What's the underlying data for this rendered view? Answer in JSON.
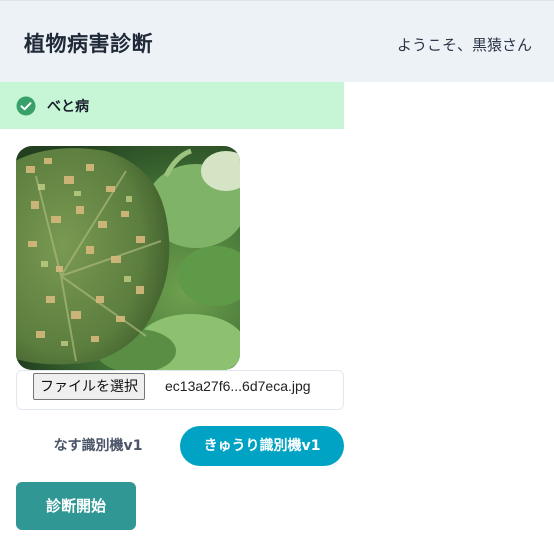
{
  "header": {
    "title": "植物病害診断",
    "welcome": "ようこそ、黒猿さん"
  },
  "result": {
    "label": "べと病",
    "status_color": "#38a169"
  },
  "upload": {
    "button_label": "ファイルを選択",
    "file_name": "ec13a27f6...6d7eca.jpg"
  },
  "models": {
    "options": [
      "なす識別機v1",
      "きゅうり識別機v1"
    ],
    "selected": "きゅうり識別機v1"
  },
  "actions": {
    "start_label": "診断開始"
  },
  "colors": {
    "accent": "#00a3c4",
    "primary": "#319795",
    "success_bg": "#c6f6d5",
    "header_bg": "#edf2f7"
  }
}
+---+
*Set exercise:* Print every record above exactly as written, leaving out the pictures.

*Finished task:*
What's the underlying data for this rendered view? Answer in JSON.
{
  "header": {
    "title": "植物病害診断",
    "welcome": "ようこそ、黒猿さん"
  },
  "result": {
    "label": "べと病",
    "status_color": "#38a169"
  },
  "upload": {
    "button_label": "ファイルを選択",
    "file_name": "ec13a27f6...6d7eca.jpg"
  },
  "models": {
    "options": [
      "なす識別機v1",
      "きゅうり識別機v1"
    ],
    "selected": "きゅうり識別機v1"
  },
  "actions": {
    "start_label": "診断開始"
  },
  "colors": {
    "accent": "#00a3c4",
    "primary": "#319795",
    "success_bg": "#c6f6d5",
    "header_bg": "#edf2f7"
  }
}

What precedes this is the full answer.